> The request: Retype each of the items below exactly, keeping every line as it is.

> Available data:

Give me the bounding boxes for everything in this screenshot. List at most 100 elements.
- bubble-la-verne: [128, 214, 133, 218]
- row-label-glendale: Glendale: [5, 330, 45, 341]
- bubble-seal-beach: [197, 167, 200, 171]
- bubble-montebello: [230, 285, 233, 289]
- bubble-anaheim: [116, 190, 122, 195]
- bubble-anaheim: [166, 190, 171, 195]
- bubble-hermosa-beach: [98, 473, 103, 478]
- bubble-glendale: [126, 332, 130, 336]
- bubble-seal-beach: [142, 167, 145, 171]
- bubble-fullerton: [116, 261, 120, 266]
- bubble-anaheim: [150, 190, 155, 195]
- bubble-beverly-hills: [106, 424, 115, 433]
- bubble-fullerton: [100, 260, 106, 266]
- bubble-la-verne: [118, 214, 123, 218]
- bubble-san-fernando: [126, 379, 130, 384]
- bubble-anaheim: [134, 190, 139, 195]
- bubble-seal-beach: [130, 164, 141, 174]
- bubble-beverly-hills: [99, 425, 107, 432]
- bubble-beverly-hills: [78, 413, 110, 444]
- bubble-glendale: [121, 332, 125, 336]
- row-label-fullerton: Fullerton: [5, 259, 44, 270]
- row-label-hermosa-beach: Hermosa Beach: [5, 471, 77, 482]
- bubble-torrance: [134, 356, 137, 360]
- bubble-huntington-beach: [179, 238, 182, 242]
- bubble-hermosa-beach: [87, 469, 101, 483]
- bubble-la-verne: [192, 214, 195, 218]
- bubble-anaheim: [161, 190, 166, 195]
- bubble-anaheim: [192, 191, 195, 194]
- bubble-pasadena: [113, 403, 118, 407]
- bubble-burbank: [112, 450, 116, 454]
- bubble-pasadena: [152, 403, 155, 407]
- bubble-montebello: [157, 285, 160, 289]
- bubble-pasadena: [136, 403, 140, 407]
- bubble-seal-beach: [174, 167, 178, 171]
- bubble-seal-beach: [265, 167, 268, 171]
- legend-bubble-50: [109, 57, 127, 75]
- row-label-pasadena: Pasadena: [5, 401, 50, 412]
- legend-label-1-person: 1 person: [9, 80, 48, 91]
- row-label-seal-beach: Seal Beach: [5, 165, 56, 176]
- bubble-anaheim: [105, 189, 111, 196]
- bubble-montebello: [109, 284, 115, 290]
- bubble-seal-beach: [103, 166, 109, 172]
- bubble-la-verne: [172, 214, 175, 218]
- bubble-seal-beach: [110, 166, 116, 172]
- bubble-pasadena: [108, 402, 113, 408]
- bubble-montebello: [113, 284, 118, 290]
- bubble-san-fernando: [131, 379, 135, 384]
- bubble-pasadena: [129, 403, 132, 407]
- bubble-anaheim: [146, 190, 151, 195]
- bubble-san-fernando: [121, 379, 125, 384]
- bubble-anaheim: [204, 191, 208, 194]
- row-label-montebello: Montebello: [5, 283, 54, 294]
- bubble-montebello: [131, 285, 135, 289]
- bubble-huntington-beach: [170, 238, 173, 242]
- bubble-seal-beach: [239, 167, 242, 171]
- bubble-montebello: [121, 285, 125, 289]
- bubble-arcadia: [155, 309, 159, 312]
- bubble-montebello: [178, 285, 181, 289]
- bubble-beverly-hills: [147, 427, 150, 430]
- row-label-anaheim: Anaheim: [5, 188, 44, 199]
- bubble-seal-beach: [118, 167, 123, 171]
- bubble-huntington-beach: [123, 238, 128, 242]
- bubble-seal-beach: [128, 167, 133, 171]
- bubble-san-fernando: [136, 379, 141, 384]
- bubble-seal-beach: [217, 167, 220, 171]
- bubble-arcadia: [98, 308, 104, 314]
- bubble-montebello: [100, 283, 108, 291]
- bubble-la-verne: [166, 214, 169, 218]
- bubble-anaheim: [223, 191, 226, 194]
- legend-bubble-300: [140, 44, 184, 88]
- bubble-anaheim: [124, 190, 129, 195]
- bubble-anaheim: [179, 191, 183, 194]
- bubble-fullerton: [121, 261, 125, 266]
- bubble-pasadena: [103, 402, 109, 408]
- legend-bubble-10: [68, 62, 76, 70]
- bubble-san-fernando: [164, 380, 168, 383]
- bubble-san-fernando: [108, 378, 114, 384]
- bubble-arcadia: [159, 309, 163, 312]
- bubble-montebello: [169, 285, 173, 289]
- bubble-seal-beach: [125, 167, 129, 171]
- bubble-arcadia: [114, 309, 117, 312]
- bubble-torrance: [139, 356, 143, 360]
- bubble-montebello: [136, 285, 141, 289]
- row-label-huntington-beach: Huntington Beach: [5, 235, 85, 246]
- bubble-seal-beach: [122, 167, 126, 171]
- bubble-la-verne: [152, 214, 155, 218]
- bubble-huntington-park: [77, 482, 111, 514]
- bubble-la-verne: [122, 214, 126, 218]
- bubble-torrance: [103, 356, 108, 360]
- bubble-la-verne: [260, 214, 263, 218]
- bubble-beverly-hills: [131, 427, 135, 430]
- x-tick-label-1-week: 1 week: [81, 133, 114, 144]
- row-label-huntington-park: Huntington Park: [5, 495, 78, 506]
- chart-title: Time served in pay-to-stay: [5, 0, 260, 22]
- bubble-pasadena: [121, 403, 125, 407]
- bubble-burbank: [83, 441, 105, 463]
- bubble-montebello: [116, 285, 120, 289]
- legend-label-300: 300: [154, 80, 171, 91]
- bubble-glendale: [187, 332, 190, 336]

> Reply to the task:
Give me the bounding boxes for everything in this screenshot. List at most 100 elements.
- bubble-la-verne: [128, 214, 133, 218]
- row-label-glendale: Glendale: [5, 330, 45, 341]
- bubble-seal-beach: [197, 167, 200, 171]
- bubble-montebello: [230, 285, 233, 289]
- bubble-anaheim: [116, 190, 122, 195]
- bubble-anaheim: [166, 190, 171, 195]
- bubble-hermosa-beach: [98, 473, 103, 478]
- bubble-glendale: [126, 332, 130, 336]
- bubble-seal-beach: [142, 167, 145, 171]
- bubble-fullerton: [116, 261, 120, 266]
- bubble-anaheim: [150, 190, 155, 195]
- bubble-beverly-hills: [106, 424, 115, 433]
- bubble-fullerton: [100, 260, 106, 266]
- bubble-la-verne: [118, 214, 123, 218]
- bubble-san-fernando: [126, 379, 130, 384]
- bubble-anaheim: [134, 190, 139, 195]
- bubble-seal-beach: [130, 164, 141, 174]
- bubble-beverly-hills: [99, 425, 107, 432]
- bubble-beverly-hills: [78, 413, 110, 444]
- bubble-glendale: [121, 332, 125, 336]
- row-label-fullerton: Fullerton: [5, 259, 44, 270]
- row-label-hermosa-beach: Hermosa Beach: [5, 471, 77, 482]
- bubble-torrance: [134, 356, 137, 360]
- bubble-huntington-beach: [179, 238, 182, 242]
- bubble-hermosa-beach: [87, 469, 101, 483]
- bubble-la-verne: [192, 214, 195, 218]
- bubble-anaheim: [161, 190, 166, 195]
- bubble-anaheim: [192, 191, 195, 194]
- bubble-pasadena: [113, 403, 118, 407]
- bubble-burbank: [112, 450, 116, 454]
- bubble-pasadena: [152, 403, 155, 407]
- bubble-montebello: [157, 285, 160, 289]
- bubble-pasadena: [136, 403, 140, 407]
- bubble-seal-beach: [174, 167, 178, 171]
- bubble-seal-beach: [265, 167, 268, 171]
- legend-bubble-50: [109, 57, 127, 75]
- row-label-pasadena: Pasadena: [5, 401, 50, 412]
- legend-label-1-person: 1 person: [9, 80, 48, 91]
- row-label-seal-beach: Seal Beach: [5, 165, 56, 176]
- bubble-anaheim: [105, 189, 111, 196]
- bubble-montebello: [109, 284, 115, 290]
- bubble-seal-beach: [103, 166, 109, 172]
- bubble-la-verne: [172, 214, 175, 218]
- bubble-seal-beach: [110, 166, 116, 172]
- bubble-pasadena: [108, 402, 113, 408]
- bubble-montebello: [113, 284, 118, 290]
- bubble-san-fernando: [131, 379, 135, 384]
- bubble-pasadena: [129, 403, 132, 407]
- bubble-anaheim: [146, 190, 151, 195]
- bubble-san-fernando: [121, 379, 125, 384]
- bubble-anaheim: [204, 191, 208, 194]
- row-label-montebello: Montebello: [5, 283, 54, 294]
- bubble-montebello: [131, 285, 135, 289]
- bubble-huntington-beach: [170, 238, 173, 242]
- bubble-seal-beach: [239, 167, 242, 171]
- bubble-montebello: [121, 285, 125, 289]
- bubble-arcadia: [155, 309, 159, 312]
- bubble-montebello: [178, 285, 181, 289]
- bubble-beverly-hills: [147, 427, 150, 430]
- row-label-anaheim: Anaheim: [5, 188, 44, 199]
- bubble-seal-beach: [118, 167, 123, 171]
- bubble-huntington-beach: [123, 238, 128, 242]
- bubble-seal-beach: [128, 167, 133, 171]
- bubble-san-fernando: [136, 379, 141, 384]
- bubble-seal-beach: [217, 167, 220, 171]
- bubble-arcadia: [98, 308, 104, 314]
- bubble-montebello: [100, 283, 108, 291]
- bubble-la-verne: [166, 214, 169, 218]
- bubble-anaheim: [223, 191, 226, 194]
- legend-bubble-300: [140, 44, 184, 88]
- bubble-anaheim: [124, 190, 129, 195]
- bubble-anaheim: [179, 191, 183, 194]
- bubble-fullerton: [121, 261, 125, 266]
- bubble-pasadena: [103, 402, 109, 408]
- legend-bubble-10: [68, 62, 76, 70]
- bubble-san-fernando: [164, 380, 168, 383]
- bubble-san-fernando: [108, 378, 114, 384]
- bubble-arcadia: [159, 309, 163, 312]
- bubble-montebello: [169, 285, 173, 289]
- bubble-seal-beach: [125, 167, 129, 171]
- bubble-arcadia: [114, 309, 117, 312]
- bubble-torrance: [139, 356, 143, 360]
- bubble-montebello: [136, 285, 141, 289]
- row-label-huntington-beach: Huntington Beach: [5, 235, 85, 246]
- bubble-seal-beach: [122, 167, 126, 171]
- bubble-la-verne: [152, 214, 155, 218]
- bubble-huntington-park: [77, 482, 111, 514]
- bubble-la-verne: [122, 214, 126, 218]
- bubble-torrance: [103, 356, 108, 360]
- bubble-la-verne: [260, 214, 263, 218]
- bubble-beverly-hills: [131, 427, 135, 430]
- x-tick-label-1-week: 1 week: [81, 133, 114, 144]
- row-label-huntington-park: Huntington Park: [5, 495, 78, 506]
- chart-title: Time served in pay-to-stay: [5, 0, 260, 22]
- bubble-pasadena: [121, 403, 125, 407]
- bubble-burbank: [83, 441, 105, 463]
- bubble-montebello: [116, 285, 120, 289]
- legend-label-300: 300: [154, 80, 171, 91]
- bubble-glendale: [187, 332, 190, 336]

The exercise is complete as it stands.